Lines of data:
** Begin **
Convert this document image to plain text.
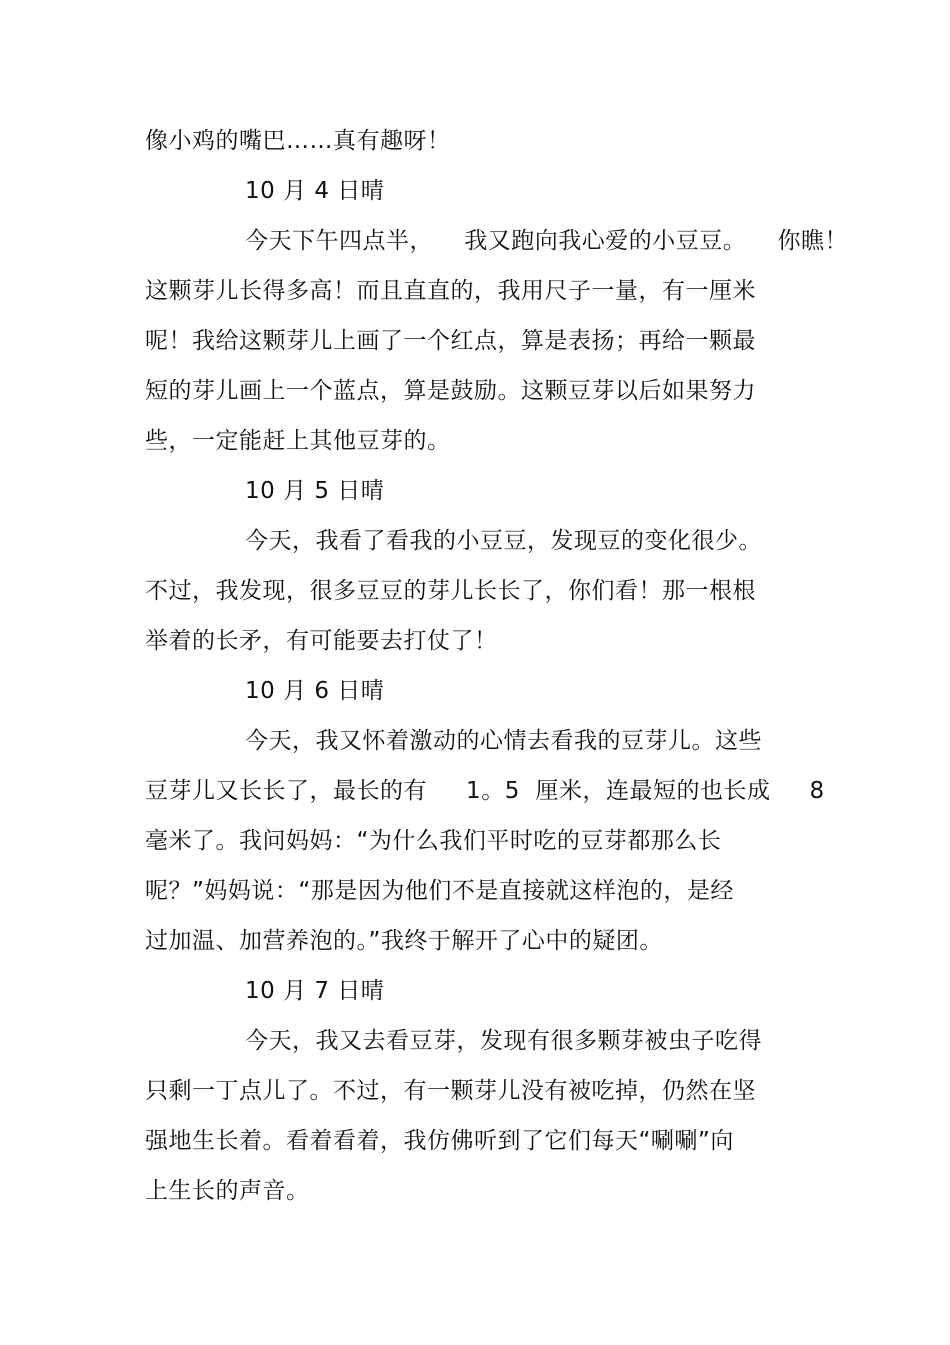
像小鸡的嘴巴……真有趣呀！
10 月 4 日晴
今天下午四点半，    我又跑向我心爱的小豆豆。    你瞧！
这颗芽儿长得多高！而且直直的，我用尺子一量，有一厘米
呢！我给这颗芽儿上画了一个红点，算是表扬；再给一颗最
短的芽儿画上一个蓝点，算是鼓励。这颗豆芽以后如果努力
些，一定能赶上其他豆芽的。
10 月 5 日晴
今天，我看了看我的小豆豆，发现豆的变化很少。
不过，我发现，很多豆豆的芽儿长长了，你们看！那一根根
举着的长矛，有可能要去打仗了！
10 月 6 日晴
今天，我又怀着激动的心情去看我的豆芽儿。这些
豆芽儿又长长了，最长的有     1。5  厘米，连最短的也长成     8
毫米了。我问妈妈：“为什么我们平时吃的豆芽都那么长
呢？”妈妈说：“那是因为他们不是直接就这样泡的，是经
过加温、加营养泡的。”我终于解开了心中的疑团。
10 月 7 日晴
今天，我又去看豆芽，发现有很多颗芽被虫子吃得
只剩一丁点儿了。不过，有一颗芽儿没有被吃掉，仍然在坚
强地生长着。看着看着，我仿佛听到了它们每天“唰唰”向
上生长的声音。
** End **
**What to produce:**
Copy the data character for character, but drop all pictures from the copy.

**Result for this task:**
Convert this document image to plain text.
像小鸡的嘴巴……真有趣呀！
10 月 4 日晴
今天下午四点半，    我又跑向我心爱的小豆豆。    你瞧！
这颗芽儿长得多高！而且直直的，我用尺子一量，有一厘米
呢！我给这颗芽儿上画了一个红点，算是表扬；再给一颗最
短的芽儿画上一个蓝点，算是鼓励。这颗豆芽以后如果努力
些，一定能赶上其他豆芽的。
10 月 5 日晴
今天，我看了看我的小豆豆，发现豆的变化很少。
不过，我发现，很多豆豆的芽儿长长了，你们看！那一根根
举着的长矛，有可能要去打仗了！
10 月 6 日晴
今天，我又怀着激动的心情去看我的豆芽儿。这些
豆芽儿又长长了，最长的有     1。5  厘米，连最短的也长成     8
毫米了。我问妈妈：“为什么我们平时吃的豆芽都那么长
呢？”妈妈说：“那是因为他们不是直接就这样泡的，是经
过加温、加营养泡的。”我终于解开了心中的疑团。
10 月 7 日晴
今天，我又去看豆芽，发现有很多颗芽被虫子吃得
只剩一丁点儿了。不过，有一颗芽儿没有被吃掉，仍然在坚
强地生长着。看着看着，我仿佛听到了它们每天“唰唰”向
上生长的声音。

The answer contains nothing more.